EXERCISE BRIEF:
Return the data exactly, with all pictures removed.

Dataset rows about figures
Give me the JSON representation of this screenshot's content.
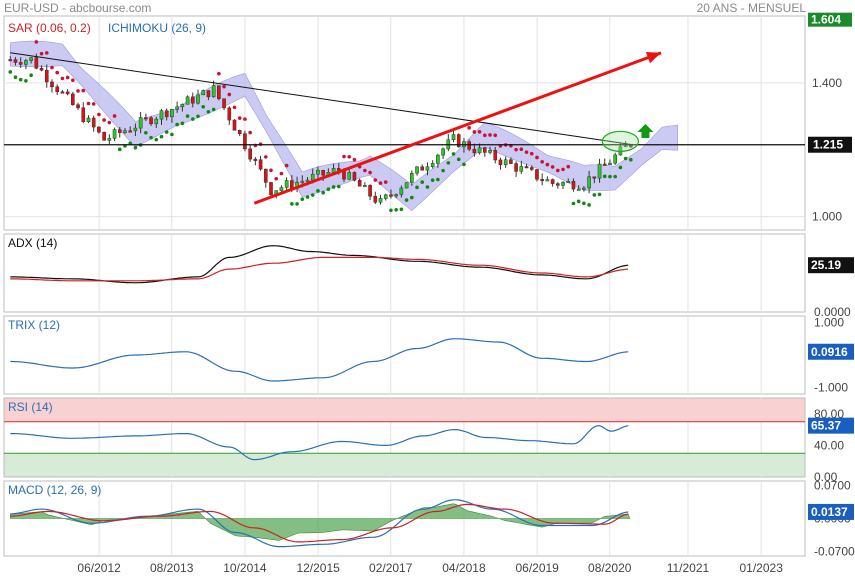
{
  "header": {
    "title": "EUR-USD - abcbourse.com",
    "period": "20 ANS - MENSUEL"
  },
  "colors": {
    "bull": "#22cc22",
    "bear": "#dd1111",
    "sar_bull": "#118811",
    "sar_bear": "#cc1133",
    "cloud": "#b8b8ee",
    "trend_arrow": "#ee1111",
    "up_arrow": "#119911",
    "value_box": "#1a8a2a",
    "value_box_blue": "#1a5fbf",
    "adx": "#111111",
    "adx_second": "#cc2222",
    "trix": "#2a6fb5",
    "rsi": "#2a6fb5",
    "rsi_overbought": "#f8d2d2",
    "rsi_oversold": "#d6ecd6",
    "macd": "#2a6fb5",
    "macd_signal": "#cc2222",
    "macd_hist": "#5aa85a"
  },
  "x_axis_labels": [
    "06/2012",
    "08/2013",
    "10/2014",
    "12/2015",
    "02/2017",
    "04/2018",
    "06/2019",
    "08/2020",
    "11/2021",
    "01/2023"
  ],
  "chart_data": [
    {
      "type": "candlestick",
      "legend": [
        {
          "text": "SAR (0.06, 0.2)",
          "color": "#cc2222"
        },
        {
          "text": "ICHIMOKU (26, 9)",
          "color": "#2a6fb5"
        }
      ],
      "y_ticks": [
        "1.604",
        "1.400",
        "1.215",
        "1.000"
      ],
      "y_tick_values": [
        1.604,
        1.4,
        1.215,
        1.0
      ],
      "ylim": [
        0.96,
        1.6
      ],
      "last_value": "1.215",
      "key_points": [
        {
          "date": "2011-05",
          "close": 1.47
        },
        {
          "date": "2012-07",
          "close": 1.23
        },
        {
          "date": "2014-04",
          "close": 1.38
        },
        {
          "date": "2015-03",
          "close": 1.08
        },
        {
          "date": "2016-04",
          "close": 1.14
        },
        {
          "date": "2016-12",
          "close": 1.04
        },
        {
          "date": "2018-02",
          "close": 1.23
        },
        {
          "date": "2019-09",
          "close": 1.1
        },
        {
          "date": "2020-03",
          "close": 1.1
        },
        {
          "date": "2020-12",
          "close": 1.22
        }
      ],
      "horizontal_line": 1.215
    },
    {
      "type": "line",
      "name": "ADX (14)",
      "y_ticks": [
        "0.0000"
      ],
      "ylim": [
        0,
        40
      ],
      "last_value": "25.19",
      "series": [
        {
          "name": "line-1",
          "color": "#111111",
          "values": [
            [
              2011,
              18
            ],
            [
              2012,
              17
            ],
            [
              2013,
              15
            ],
            [
              2014,
              18
            ],
            [
              2014.5,
              28
            ],
            [
              2015.2,
              34
            ],
            [
              2015.8,
              31
            ],
            [
              2016.5,
              29
            ],
            [
              2017.5,
              26
            ],
            [
              2018.5,
              23
            ],
            [
              2019.5,
              19
            ],
            [
              2020.2,
              17
            ],
            [
              2020.9,
              24
            ]
          ]
        },
        {
          "name": "line-2",
          "color": "#cc2222",
          "values": [
            [
              2011,
              17
            ],
            [
              2012,
              16
            ],
            [
              2013,
              16
            ],
            [
              2014,
              17
            ],
            [
              2014.5,
              22
            ],
            [
              2015.2,
              25
            ],
            [
              2016,
              28
            ],
            [
              2016.8,
              28
            ],
            [
              2017.5,
              27
            ],
            [
              2018.5,
              24
            ],
            [
              2019.5,
              20
            ],
            [
              2020.2,
              18
            ],
            [
              2020.9,
              22
            ]
          ]
        }
      ]
    },
    {
      "type": "line",
      "name": "TRIX (12)",
      "y_ticks": [
        "1.000",
        "-1.000"
      ],
      "ylim": [
        -1.2,
        1.2
      ],
      "last_value": "0.0916",
      "series": [
        {
          "name": "trix",
          "color": "#2a6fb5",
          "values": [
            [
              2011,
              -0.2
            ],
            [
              2012,
              -0.4
            ],
            [
              2013,
              0.0
            ],
            [
              2013.8,
              0.1
            ],
            [
              2014.6,
              -0.5
            ],
            [
              2015.2,
              -0.8
            ],
            [
              2016,
              -0.7
            ],
            [
              2016.8,
              -0.2
            ],
            [
              2017.5,
              0.2
            ],
            [
              2018.1,
              0.5
            ],
            [
              2018.8,
              0.4
            ],
            [
              2019.5,
              -0.1
            ],
            [
              2020.2,
              -0.2
            ],
            [
              2020.9,
              0.1
            ]
          ]
        }
      ]
    },
    {
      "type": "line",
      "name": "RSI (14)",
      "y_ticks": [
        "80.00",
        "40.00",
        "0.00"
      ],
      "ylim": [
        0,
        100
      ],
      "last_value": "65.37",
      "bands": {
        "overbought": 70,
        "oversold": 30
      },
      "series": [
        {
          "name": "rsi",
          "color": "#2a6fb5",
          "values": [
            [
              2011,
              55
            ],
            [
              2012,
              49
            ],
            [
              2013,
              52
            ],
            [
              2013.8,
              55
            ],
            [
              2014.5,
              38
            ],
            [
              2014.9,
              22
            ],
            [
              2015.5,
              32
            ],
            [
              2016.3,
              45
            ],
            [
              2017,
              40
            ],
            [
              2017.6,
              52
            ],
            [
              2018.1,
              60
            ],
            [
              2018.6,
              50
            ],
            [
              2019.3,
              46
            ],
            [
              2020,
              42
            ],
            [
              2020.4,
              65
            ],
            [
              2020.6,
              58
            ],
            [
              2020.9,
              65
            ]
          ]
        }
      ]
    },
    {
      "type": "bar",
      "name": "MACD (12, 26, 9)",
      "y_ticks": [
        "0.0700",
        "0.0000",
        "-0.0700"
      ],
      "ylim": [
        -0.08,
        0.08
      ],
      "last_value": "0.0137",
      "series": [
        {
          "name": "macd",
          "color": "#2a6fb5",
          "values": [
            [
              2011,
              0.01
            ],
            [
              2011.5,
              0.02
            ],
            [
              2012.3,
              -0.01
            ],
            [
              2013.2,
              0.005
            ],
            [
              2014,
              0.02
            ],
            [
              2014.6,
              -0.03
            ],
            [
              2015.3,
              -0.06
            ],
            [
              2016,
              -0.055
            ],
            [
              2016.8,
              -0.04
            ],
            [
              2017.6,
              0.02
            ],
            [
              2018.1,
              0.04
            ],
            [
              2018.7,
              0.02
            ],
            [
              2019.5,
              -0.015
            ],
            [
              2020.3,
              -0.015
            ],
            [
              2020.9,
              0.014
            ]
          ]
        },
        {
          "name": "signal",
          "color": "#cc2222",
          "values": [
            [
              2011,
              0.005
            ],
            [
              2011.6,
              0.015
            ],
            [
              2012.5,
              -0.005
            ],
            [
              2013.4,
              0.005
            ],
            [
              2014.2,
              0.015
            ],
            [
              2014.9,
              -0.02
            ],
            [
              2015.6,
              -0.05
            ],
            [
              2016.3,
              -0.045
            ],
            [
              2017.1,
              -0.02
            ],
            [
              2017.8,
              0.015
            ],
            [
              2018.3,
              0.03
            ],
            [
              2018.9,
              0.02
            ],
            [
              2019.7,
              -0.01
            ],
            [
              2020.5,
              -0.012
            ],
            [
              2020.9,
              0.01
            ]
          ]
        }
      ]
    }
  ]
}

COMPLETE ANSWER:
Give me the JSON representation of this screenshot's content.
{
  "header": {
    "title": "EUR-USD - abcbourse.com",
    "period": "20 ANS - MENSUEL"
  },
  "colors": {
    "bull": "#22cc22",
    "bear": "#dd1111",
    "sar_bull": "#118811",
    "sar_bear": "#cc1133",
    "cloud": "#b8b8ee",
    "trend_arrow": "#ee1111",
    "up_arrow": "#119911",
    "value_box": "#1a8a2a",
    "value_box_blue": "#1a5fbf",
    "adx": "#111111",
    "adx_second": "#cc2222",
    "trix": "#2a6fb5",
    "rsi": "#2a6fb5",
    "rsi_overbought": "#f8d2d2",
    "rsi_oversold": "#d6ecd6",
    "macd": "#2a6fb5",
    "macd_signal": "#cc2222",
    "macd_hist": "#5aa85a"
  },
  "x_axis_labels": [
    "06/2012",
    "08/2013",
    "10/2014",
    "12/2015",
    "02/2017",
    "04/2018",
    "06/2019",
    "08/2020",
    "11/2021",
    "01/2023"
  ],
  "chart_data": [
    {
      "type": "candlestick",
      "legend": [
        {
          "text": "SAR (0.06, 0.2)",
          "color": "#cc2222"
        },
        {
          "text": "ICHIMOKU (26, 9)",
          "color": "#2a6fb5"
        }
      ],
      "y_ticks": [
        "1.604",
        "1.400",
        "1.215",
        "1.000"
      ],
      "y_tick_values": [
        1.604,
        1.4,
        1.215,
        1.0
      ],
      "ylim": [
        0.96,
        1.6
      ],
      "last_value": "1.215",
      "key_points": [
        {
          "date": "2011-05",
          "close": 1.47
        },
        {
          "date": "2012-07",
          "close": 1.23
        },
        {
          "date": "2014-04",
          "close": 1.38
        },
        {
          "date": "2015-03",
          "close": 1.08
        },
        {
          "date": "2016-04",
          "close": 1.14
        },
        {
          "date": "2016-12",
          "close": 1.04
        },
        {
          "date": "2018-02",
          "close": 1.23
        },
        {
          "date": "2019-09",
          "close": 1.1
        },
        {
          "date": "2020-03",
          "close": 1.1
        },
        {
          "date": "2020-12",
          "close": 1.22
        }
      ],
      "horizontal_line": 1.215
    },
    {
      "type": "line",
      "name": "ADX (14)",
      "y_ticks": [
        "0.0000"
      ],
      "ylim": [
        0,
        40
      ],
      "last_value": "25.19",
      "series": [
        {
          "name": "line-1",
          "color": "#111111",
          "values": [
            [
              2011,
              18
            ],
            [
              2012,
              17
            ],
            [
              2013,
              15
            ],
            [
              2014,
              18
            ],
            [
              2014.5,
              28
            ],
            [
              2015.2,
              34
            ],
            [
              2015.8,
              31
            ],
            [
              2016.5,
              29
            ],
            [
              2017.5,
              26
            ],
            [
              2018.5,
              23
            ],
            [
              2019.5,
              19
            ],
            [
              2020.2,
              17
            ],
            [
              2020.9,
              24
            ]
          ]
        },
        {
          "name": "line-2",
          "color": "#cc2222",
          "values": [
            [
              2011,
              17
            ],
            [
              2012,
              16
            ],
            [
              2013,
              16
            ],
            [
              2014,
              17
            ],
            [
              2014.5,
              22
            ],
            [
              2015.2,
              25
            ],
            [
              2016,
              28
            ],
            [
              2016.8,
              28
            ],
            [
              2017.5,
              27
            ],
            [
              2018.5,
              24
            ],
            [
              2019.5,
              20
            ],
            [
              2020.2,
              18
            ],
            [
              2020.9,
              22
            ]
          ]
        }
      ]
    },
    {
      "type": "line",
      "name": "TRIX (12)",
      "y_ticks": [
        "1.000",
        "-1.000"
      ],
      "ylim": [
        -1.2,
        1.2
      ],
      "last_value": "0.0916",
      "series": [
        {
          "name": "trix",
          "color": "#2a6fb5",
          "values": [
            [
              2011,
              -0.2
            ],
            [
              2012,
              -0.4
            ],
            [
              2013,
              0.0
            ],
            [
              2013.8,
              0.1
            ],
            [
              2014.6,
              -0.5
            ],
            [
              2015.2,
              -0.8
            ],
            [
              2016,
              -0.7
            ],
            [
              2016.8,
              -0.2
            ],
            [
              2017.5,
              0.2
            ],
            [
              2018.1,
              0.5
            ],
            [
              2018.8,
              0.4
            ],
            [
              2019.5,
              -0.1
            ],
            [
              2020.2,
              -0.2
            ],
            [
              2020.9,
              0.1
            ]
          ]
        }
      ]
    },
    {
      "type": "line",
      "name": "RSI (14)",
      "y_ticks": [
        "80.00",
        "40.00",
        "0.00"
      ],
      "ylim": [
        0,
        100
      ],
      "last_value": "65.37",
      "bands": {
        "overbought": 70,
        "oversold": 30
      },
      "series": [
        {
          "name": "rsi",
          "color": "#2a6fb5",
          "values": [
            [
              2011,
              55
            ],
            [
              2012,
              49
            ],
            [
              2013,
              52
            ],
            [
              2013.8,
              55
            ],
            [
              2014.5,
              38
            ],
            [
              2014.9,
              22
            ],
            [
              2015.5,
              32
            ],
            [
              2016.3,
              45
            ],
            [
              2017,
              40
            ],
            [
              2017.6,
              52
            ],
            [
              2018.1,
              60
            ],
            [
              2018.6,
              50
            ],
            [
              2019.3,
              46
            ],
            [
              2020,
              42
            ],
            [
              2020.4,
              65
            ],
            [
              2020.6,
              58
            ],
            [
              2020.9,
              65
            ]
          ]
        }
      ]
    },
    {
      "type": "bar",
      "name": "MACD (12, 26, 9)",
      "y_ticks": [
        "0.0700",
        "0.0000",
        "-0.0700"
      ],
      "ylim": [
        -0.08,
        0.08
      ],
      "last_value": "0.0137",
      "series": [
        {
          "name": "macd",
          "color": "#2a6fb5",
          "values": [
            [
              2011,
              0.01
            ],
            [
              2011.5,
              0.02
            ],
            [
              2012.3,
              -0.01
            ],
            [
              2013.2,
              0.005
            ],
            [
              2014,
              0.02
            ],
            [
              2014.6,
              -0.03
            ],
            [
              2015.3,
              -0.06
            ],
            [
              2016,
              -0.055
            ],
            [
              2016.8,
              -0.04
            ],
            [
              2017.6,
              0.02
            ],
            [
              2018.1,
              0.04
            ],
            [
              2018.7,
              0.02
            ],
            [
              2019.5,
              -0.015
            ],
            [
              2020.3,
              -0.015
            ],
            [
              2020.9,
              0.014
            ]
          ]
        },
        {
          "name": "signal",
          "color": "#cc2222",
          "values": [
            [
              2011,
              0.005
            ],
            [
              2011.6,
              0.015
            ],
            [
              2012.5,
              -0.005
            ],
            [
              2013.4,
              0.005
            ],
            [
              2014.2,
              0.015
            ],
            [
              2014.9,
              -0.02
            ],
            [
              2015.6,
              -0.05
            ],
            [
              2016.3,
              -0.045
            ],
            [
              2017.1,
              -0.02
            ],
            [
              2017.8,
              0.015
            ],
            [
              2018.3,
              0.03
            ],
            [
              2018.9,
              0.02
            ],
            [
              2019.7,
              -0.01
            ],
            [
              2020.5,
              -0.012
            ],
            [
              2020.9,
              0.01
            ]
          ]
        }
      ]
    }
  ]
}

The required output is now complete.